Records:
++++++++
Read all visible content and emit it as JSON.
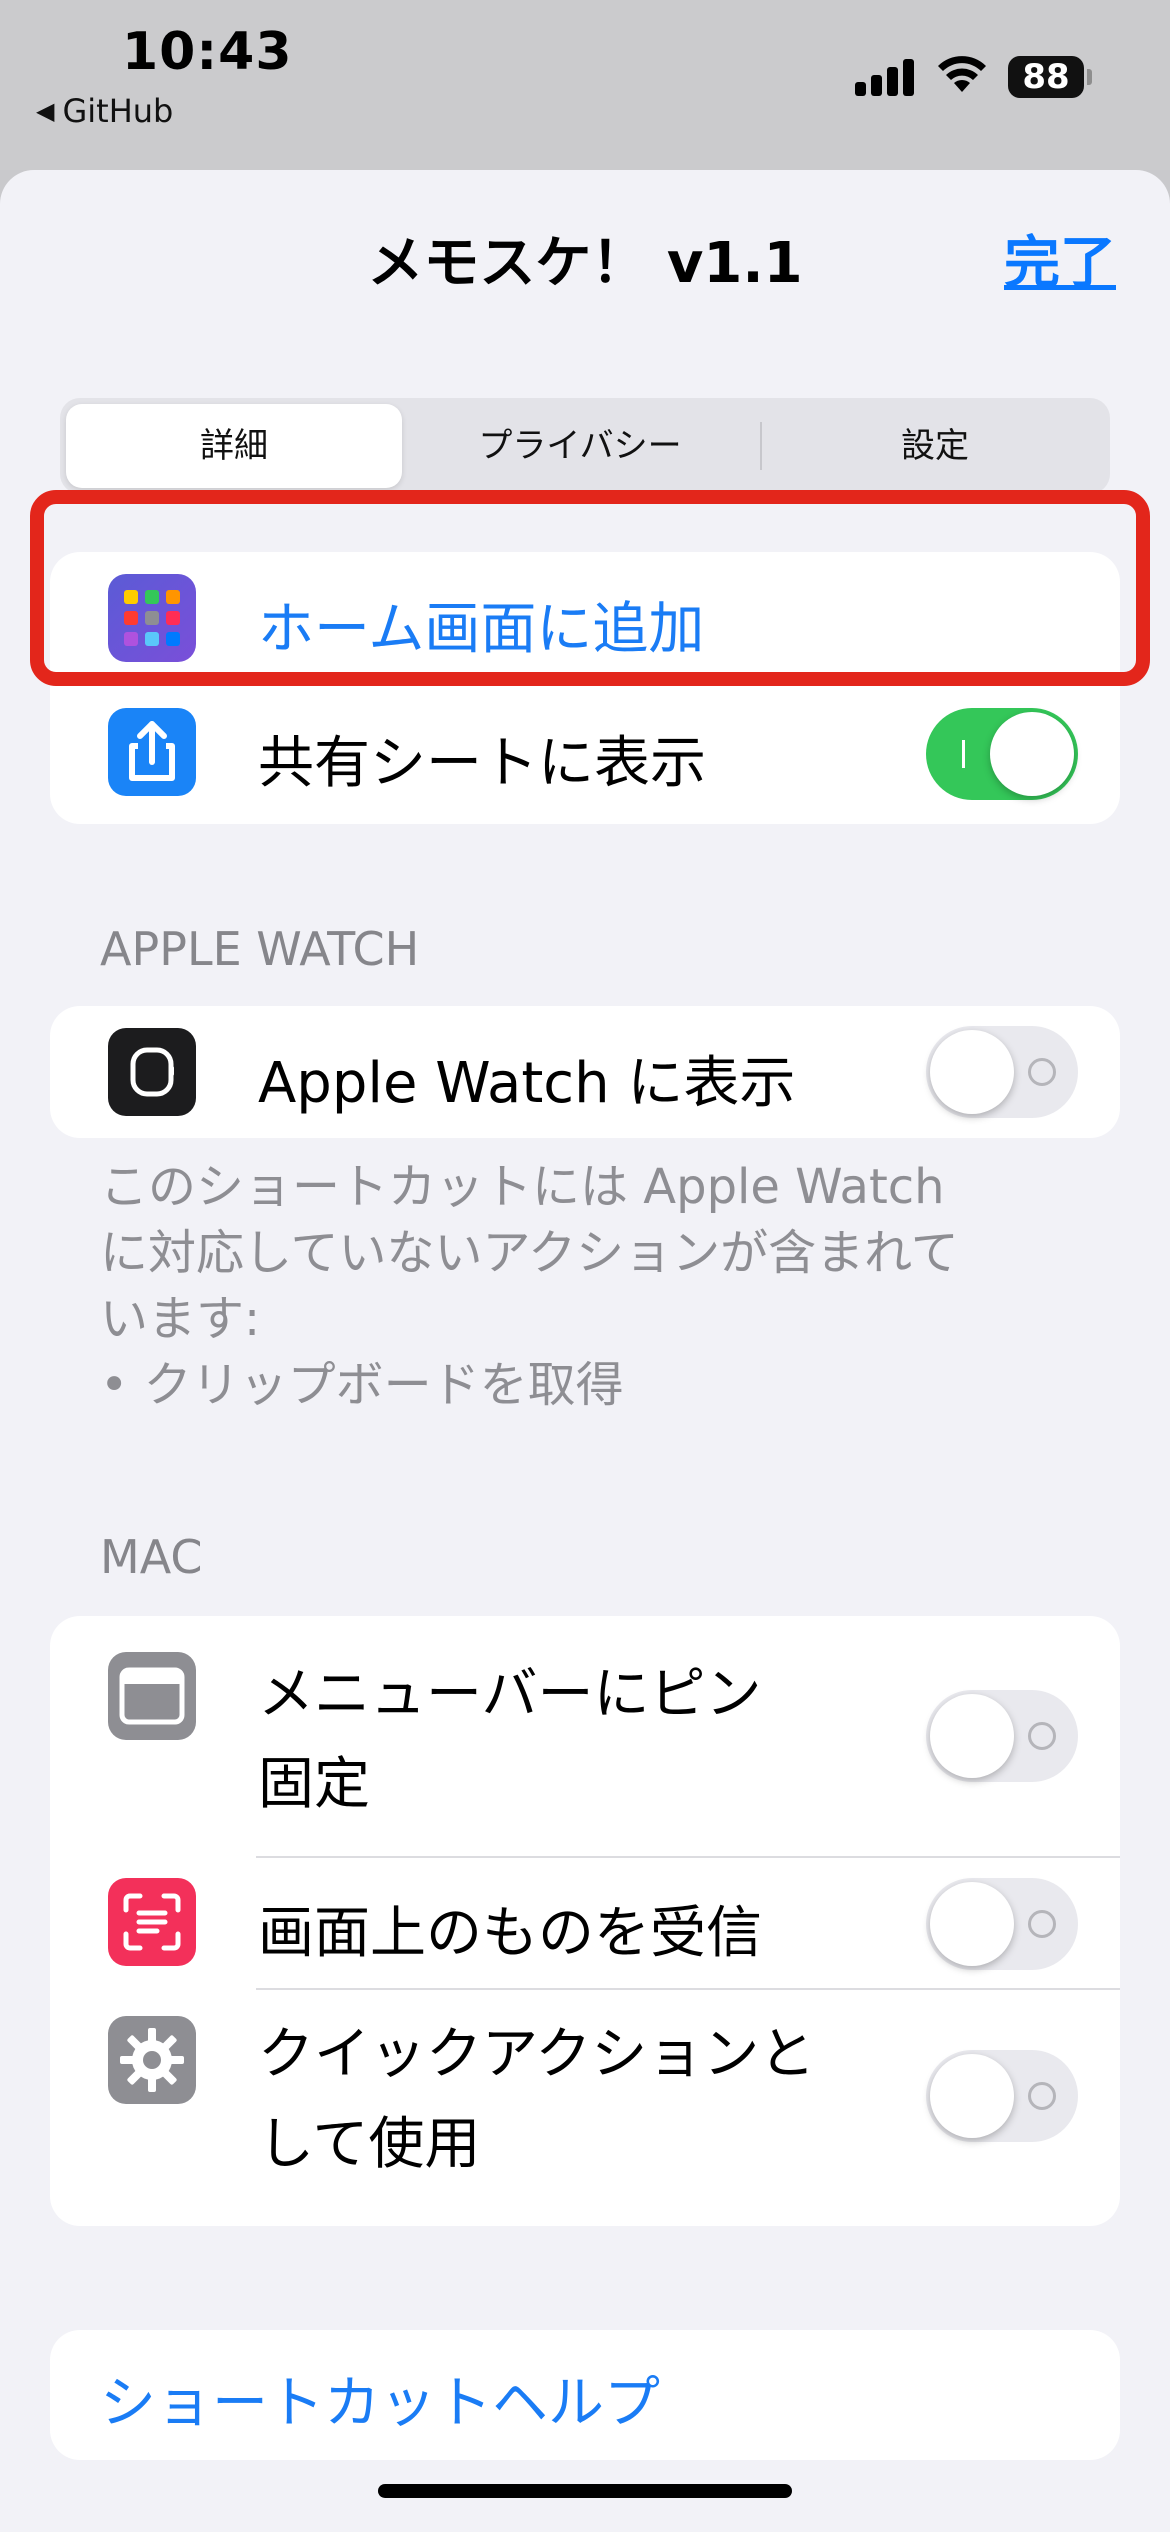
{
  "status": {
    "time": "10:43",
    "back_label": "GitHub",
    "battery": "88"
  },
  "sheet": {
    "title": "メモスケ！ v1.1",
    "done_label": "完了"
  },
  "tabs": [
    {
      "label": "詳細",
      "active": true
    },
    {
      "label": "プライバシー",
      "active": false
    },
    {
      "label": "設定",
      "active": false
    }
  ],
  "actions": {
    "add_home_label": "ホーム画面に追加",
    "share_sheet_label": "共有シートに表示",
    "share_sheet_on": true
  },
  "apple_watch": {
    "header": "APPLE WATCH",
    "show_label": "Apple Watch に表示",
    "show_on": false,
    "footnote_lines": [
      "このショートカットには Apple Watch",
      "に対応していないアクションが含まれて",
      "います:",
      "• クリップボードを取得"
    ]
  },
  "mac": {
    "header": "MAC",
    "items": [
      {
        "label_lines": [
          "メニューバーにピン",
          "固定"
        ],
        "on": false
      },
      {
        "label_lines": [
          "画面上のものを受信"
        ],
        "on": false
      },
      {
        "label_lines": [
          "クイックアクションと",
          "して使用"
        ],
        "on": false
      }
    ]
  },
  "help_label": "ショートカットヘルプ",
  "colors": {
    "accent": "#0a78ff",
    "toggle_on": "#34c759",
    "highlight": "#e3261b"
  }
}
++++++++
• What is required: Images should not appear in the copy; retype the listing above exactly.

• Answer:
Read all visible content and emit it as JSON.
{
  "status": {
    "time": "10:43",
    "back_label": "GitHub",
    "battery": "88"
  },
  "sheet": {
    "title": "メモスケ！ v1.1",
    "done_label": "完了"
  },
  "tabs": [
    {
      "label": "詳細",
      "active": true
    },
    {
      "label": "プライバシー",
      "active": false
    },
    {
      "label": "設定",
      "active": false
    }
  ],
  "actions": {
    "add_home_label": "ホーム画面に追加",
    "share_sheet_label": "共有シートに表示",
    "share_sheet_on": true
  },
  "apple_watch": {
    "header": "APPLE WATCH",
    "show_label": "Apple Watch に表示",
    "show_on": false,
    "footnote_lines": [
      "このショートカットには Apple Watch",
      "に対応していないアクションが含まれて",
      "います:",
      "• クリップボードを取得"
    ]
  },
  "mac": {
    "header": "MAC",
    "items": [
      {
        "label_lines": [
          "メニューバーにピン",
          "固定"
        ],
        "on": false
      },
      {
        "label_lines": [
          "画面上のものを受信"
        ],
        "on": false
      },
      {
        "label_lines": [
          "クイックアクションと",
          "して使用"
        ],
        "on": false
      }
    ]
  },
  "help_label": "ショートカットヘルプ",
  "colors": {
    "accent": "#0a78ff",
    "toggle_on": "#34c759",
    "highlight": "#e3261b"
  }
}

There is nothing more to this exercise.